(Dataset entries)
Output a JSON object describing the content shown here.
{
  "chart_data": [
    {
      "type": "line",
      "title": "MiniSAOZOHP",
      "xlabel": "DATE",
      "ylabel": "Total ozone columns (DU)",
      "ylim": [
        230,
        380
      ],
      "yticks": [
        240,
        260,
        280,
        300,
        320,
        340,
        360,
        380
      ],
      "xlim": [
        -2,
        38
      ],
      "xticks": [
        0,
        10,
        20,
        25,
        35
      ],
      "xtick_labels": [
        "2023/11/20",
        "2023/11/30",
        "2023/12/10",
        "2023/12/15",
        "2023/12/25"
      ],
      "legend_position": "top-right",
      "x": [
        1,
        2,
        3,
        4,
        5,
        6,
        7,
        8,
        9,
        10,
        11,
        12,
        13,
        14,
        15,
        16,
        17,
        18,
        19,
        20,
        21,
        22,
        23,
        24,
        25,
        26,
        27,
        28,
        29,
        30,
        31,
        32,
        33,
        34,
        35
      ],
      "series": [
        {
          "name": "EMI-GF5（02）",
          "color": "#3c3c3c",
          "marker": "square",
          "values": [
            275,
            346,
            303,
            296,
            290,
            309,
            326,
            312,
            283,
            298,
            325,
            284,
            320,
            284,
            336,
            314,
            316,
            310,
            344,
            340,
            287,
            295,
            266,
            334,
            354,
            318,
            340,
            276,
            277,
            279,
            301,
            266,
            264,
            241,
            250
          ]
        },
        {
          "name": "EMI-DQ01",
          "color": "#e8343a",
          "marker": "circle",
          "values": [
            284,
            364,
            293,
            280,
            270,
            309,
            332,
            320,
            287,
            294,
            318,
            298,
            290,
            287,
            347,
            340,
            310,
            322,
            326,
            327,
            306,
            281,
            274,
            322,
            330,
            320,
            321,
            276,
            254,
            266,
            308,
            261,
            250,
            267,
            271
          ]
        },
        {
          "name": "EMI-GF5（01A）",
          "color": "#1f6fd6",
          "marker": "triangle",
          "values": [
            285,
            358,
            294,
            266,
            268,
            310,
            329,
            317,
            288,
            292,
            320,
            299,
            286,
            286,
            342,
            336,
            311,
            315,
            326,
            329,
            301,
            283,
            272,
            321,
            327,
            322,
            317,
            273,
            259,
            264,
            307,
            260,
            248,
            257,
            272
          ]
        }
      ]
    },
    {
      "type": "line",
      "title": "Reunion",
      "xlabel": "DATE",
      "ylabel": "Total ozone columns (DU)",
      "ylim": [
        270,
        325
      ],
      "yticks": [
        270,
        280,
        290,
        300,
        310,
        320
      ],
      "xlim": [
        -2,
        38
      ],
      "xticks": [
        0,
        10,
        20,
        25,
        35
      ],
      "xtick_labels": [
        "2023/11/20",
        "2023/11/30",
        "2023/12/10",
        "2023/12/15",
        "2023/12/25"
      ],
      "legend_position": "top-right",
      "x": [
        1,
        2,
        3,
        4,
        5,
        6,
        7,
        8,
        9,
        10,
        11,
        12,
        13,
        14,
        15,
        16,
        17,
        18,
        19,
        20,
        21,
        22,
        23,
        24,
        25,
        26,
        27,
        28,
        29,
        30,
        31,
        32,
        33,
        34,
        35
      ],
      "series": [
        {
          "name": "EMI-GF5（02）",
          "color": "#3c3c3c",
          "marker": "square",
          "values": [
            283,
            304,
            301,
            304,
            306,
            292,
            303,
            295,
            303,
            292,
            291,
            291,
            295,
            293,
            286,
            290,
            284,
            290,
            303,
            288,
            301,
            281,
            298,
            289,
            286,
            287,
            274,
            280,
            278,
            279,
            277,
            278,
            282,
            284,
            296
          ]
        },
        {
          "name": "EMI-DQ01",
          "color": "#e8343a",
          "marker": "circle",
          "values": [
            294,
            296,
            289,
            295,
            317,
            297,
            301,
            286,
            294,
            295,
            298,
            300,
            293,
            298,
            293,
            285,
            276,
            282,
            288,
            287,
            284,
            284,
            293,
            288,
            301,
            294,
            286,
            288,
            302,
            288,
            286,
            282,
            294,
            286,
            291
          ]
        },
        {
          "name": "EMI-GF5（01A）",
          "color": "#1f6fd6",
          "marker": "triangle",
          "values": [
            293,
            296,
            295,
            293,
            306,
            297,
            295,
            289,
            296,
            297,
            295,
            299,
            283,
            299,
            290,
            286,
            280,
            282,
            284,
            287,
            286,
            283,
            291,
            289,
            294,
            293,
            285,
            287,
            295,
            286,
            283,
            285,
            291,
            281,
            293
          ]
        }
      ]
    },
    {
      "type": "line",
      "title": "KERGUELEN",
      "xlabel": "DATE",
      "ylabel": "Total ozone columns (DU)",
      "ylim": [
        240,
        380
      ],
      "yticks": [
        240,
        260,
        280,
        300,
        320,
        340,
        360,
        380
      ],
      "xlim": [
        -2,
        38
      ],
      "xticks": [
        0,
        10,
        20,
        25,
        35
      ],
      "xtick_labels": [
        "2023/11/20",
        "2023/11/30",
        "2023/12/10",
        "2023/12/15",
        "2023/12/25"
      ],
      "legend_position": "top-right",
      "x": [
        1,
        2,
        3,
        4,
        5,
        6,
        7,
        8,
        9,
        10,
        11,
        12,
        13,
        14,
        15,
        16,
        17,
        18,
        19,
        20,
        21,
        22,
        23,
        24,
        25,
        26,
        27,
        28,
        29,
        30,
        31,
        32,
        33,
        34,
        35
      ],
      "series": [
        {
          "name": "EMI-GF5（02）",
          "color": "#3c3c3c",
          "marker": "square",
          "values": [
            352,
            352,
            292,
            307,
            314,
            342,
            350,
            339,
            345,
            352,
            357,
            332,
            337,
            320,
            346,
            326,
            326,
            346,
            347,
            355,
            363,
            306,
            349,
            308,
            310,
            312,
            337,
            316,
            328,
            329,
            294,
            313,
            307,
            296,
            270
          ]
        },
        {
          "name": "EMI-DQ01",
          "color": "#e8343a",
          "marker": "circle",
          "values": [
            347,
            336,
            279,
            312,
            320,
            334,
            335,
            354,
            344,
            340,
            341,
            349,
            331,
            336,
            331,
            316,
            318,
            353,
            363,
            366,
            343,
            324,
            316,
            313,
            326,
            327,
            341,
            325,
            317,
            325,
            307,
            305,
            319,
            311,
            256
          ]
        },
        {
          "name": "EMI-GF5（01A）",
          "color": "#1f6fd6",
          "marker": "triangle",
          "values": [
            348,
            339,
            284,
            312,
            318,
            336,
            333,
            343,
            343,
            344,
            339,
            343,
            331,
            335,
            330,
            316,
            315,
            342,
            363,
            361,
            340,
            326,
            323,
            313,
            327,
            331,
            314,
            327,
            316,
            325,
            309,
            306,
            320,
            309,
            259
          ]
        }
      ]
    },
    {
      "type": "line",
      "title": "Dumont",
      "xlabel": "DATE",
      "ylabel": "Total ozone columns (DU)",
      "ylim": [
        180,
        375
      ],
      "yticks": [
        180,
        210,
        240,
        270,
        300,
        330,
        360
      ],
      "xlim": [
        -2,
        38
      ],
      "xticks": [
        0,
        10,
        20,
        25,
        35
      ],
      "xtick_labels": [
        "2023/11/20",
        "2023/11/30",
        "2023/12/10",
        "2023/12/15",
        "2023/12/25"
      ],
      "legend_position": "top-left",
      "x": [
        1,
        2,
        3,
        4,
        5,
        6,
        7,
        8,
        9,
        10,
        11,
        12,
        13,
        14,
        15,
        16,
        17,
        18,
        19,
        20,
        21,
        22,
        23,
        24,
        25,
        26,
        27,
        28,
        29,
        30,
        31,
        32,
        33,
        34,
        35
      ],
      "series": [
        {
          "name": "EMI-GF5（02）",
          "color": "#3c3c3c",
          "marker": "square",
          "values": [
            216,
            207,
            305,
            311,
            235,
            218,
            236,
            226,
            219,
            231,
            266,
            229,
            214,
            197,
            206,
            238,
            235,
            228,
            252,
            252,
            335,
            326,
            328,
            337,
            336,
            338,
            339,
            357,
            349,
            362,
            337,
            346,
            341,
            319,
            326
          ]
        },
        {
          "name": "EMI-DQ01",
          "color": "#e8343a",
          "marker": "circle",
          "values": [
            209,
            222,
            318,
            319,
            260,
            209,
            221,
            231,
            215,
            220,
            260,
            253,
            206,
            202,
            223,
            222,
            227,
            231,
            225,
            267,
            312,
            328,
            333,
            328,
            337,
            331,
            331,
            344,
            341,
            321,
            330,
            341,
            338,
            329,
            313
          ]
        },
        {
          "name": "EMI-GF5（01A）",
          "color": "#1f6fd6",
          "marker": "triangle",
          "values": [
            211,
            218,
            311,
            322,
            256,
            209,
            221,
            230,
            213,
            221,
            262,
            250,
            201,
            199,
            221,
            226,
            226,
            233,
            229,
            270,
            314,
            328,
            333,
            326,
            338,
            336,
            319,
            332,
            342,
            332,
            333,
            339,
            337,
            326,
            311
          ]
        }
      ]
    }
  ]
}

EXERCISE DETAILS - Wherever "title" shows up in a line, copy that line.

WRITTEN RESPONSE -
      "title": "MiniSAOZOHP",
      "title": "Reunion",
      "title": "KERGUELEN",
      "title": "Dumont",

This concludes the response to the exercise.